- **Exercise task**:
Provide the records once more, identical to the original.

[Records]
━━━

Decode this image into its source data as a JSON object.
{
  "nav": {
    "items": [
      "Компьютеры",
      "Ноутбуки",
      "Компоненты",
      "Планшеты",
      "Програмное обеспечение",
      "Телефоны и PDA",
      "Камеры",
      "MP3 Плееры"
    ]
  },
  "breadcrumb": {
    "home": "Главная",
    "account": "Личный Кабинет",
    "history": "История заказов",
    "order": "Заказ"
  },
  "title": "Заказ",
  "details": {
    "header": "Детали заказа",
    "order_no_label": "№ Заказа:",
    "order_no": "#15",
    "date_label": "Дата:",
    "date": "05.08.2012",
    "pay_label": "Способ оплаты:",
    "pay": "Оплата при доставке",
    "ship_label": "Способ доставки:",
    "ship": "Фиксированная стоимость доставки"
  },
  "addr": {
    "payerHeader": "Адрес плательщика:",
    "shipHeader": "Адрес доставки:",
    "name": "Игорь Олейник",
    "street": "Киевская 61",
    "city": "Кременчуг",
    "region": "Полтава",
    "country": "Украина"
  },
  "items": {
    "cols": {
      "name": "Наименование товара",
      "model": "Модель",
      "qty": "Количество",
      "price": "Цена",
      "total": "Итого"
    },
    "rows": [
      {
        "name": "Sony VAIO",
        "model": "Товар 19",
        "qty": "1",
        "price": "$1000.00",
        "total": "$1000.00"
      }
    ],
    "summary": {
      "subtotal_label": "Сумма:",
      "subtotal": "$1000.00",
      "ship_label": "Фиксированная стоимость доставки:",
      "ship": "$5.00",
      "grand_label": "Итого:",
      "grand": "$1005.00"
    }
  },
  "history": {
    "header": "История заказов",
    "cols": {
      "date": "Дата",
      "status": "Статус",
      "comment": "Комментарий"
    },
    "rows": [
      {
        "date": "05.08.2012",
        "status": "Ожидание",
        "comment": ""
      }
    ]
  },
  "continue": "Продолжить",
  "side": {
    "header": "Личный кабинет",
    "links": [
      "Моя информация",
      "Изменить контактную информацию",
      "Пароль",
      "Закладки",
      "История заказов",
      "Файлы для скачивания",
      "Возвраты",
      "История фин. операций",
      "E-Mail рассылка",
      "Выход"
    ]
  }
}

━━━

- **Answer to this task**:
Decode this image into its source data as a JSON object.
{
  "nav": {
    "items": [
      "Компьютеры",
      "Ноутбуки",
      "Компоненты",
      "Планшеты",
      "Програмное обеспечение",
      "Телефоны и PDA",
      "Камеры",
      "MP3 Плееры"
    ]
  },
  "breadcrumb": {
    "home": "Главная",
    "account": "Личный Кабинет",
    "history": "История заказов",
    "order": "Заказ"
  },
  "title": "Заказ",
  "details": {
    "header": "Детали заказа",
    "order_no_label": "№ Заказа:",
    "order_no": "#15",
    "date_label": "Дата:",
    "date": "05.08.2012",
    "pay_label": "Способ оплаты:",
    "pay": "Оплата при доставке",
    "ship_label": "Способ доставки:",
    "ship": "Фиксированная стоимость доставки"
  },
  "addr": {
    "payerHeader": "Адрес плательщика:",
    "shipHeader": "Адрес доставки:",
    "name": "Игорь Олейник",
    "street": "Киевская 61",
    "city": "Кременчуг",
    "region": "Полтава",
    "country": "Украина"
  },
  "items": {
    "cols": {
      "name": "Наименование товара",
      "model": "Модель",
      "qty": "Количество",
      "price": "Цена",
      "total": "Итого"
    },
    "rows": [
      {
        "name": "Sony VAIO",
        "model": "Товар 19",
        "qty": "1",
        "price": "$1000.00",
        "total": "$1000.00"
      }
    ],
    "summary": {
      "subtotal_label": "Сумма:",
      "subtotal": "$1000.00",
      "ship_label": "Фиксированная стоимость доставки:",
      "ship": "$5.00",
      "grand_label": "Итого:",
      "grand": "$1005.00"
    }
  },
  "history": {
    "header": "История заказов",
    "cols": {
      "date": "Дата",
      "status": "Статус",
      "comment": "Комментарий"
    },
    "rows": [
      {
        "date": "05.08.2012",
        "status": "Ожидание",
        "comment": ""
      }
    ]
  },
  "continue": "Продолжить",
  "side": {
    "header": "Личный кабинет",
    "links": [
      "Моя информация",
      "Изменить контактную информацию",
      "Пароль",
      "Закладки",
      "История заказов",
      "Файлы для скачивания",
      "Возвраты",
      "История фин. операций",
      "E-Mail рассылка",
      "Выход"
    ]
  }
}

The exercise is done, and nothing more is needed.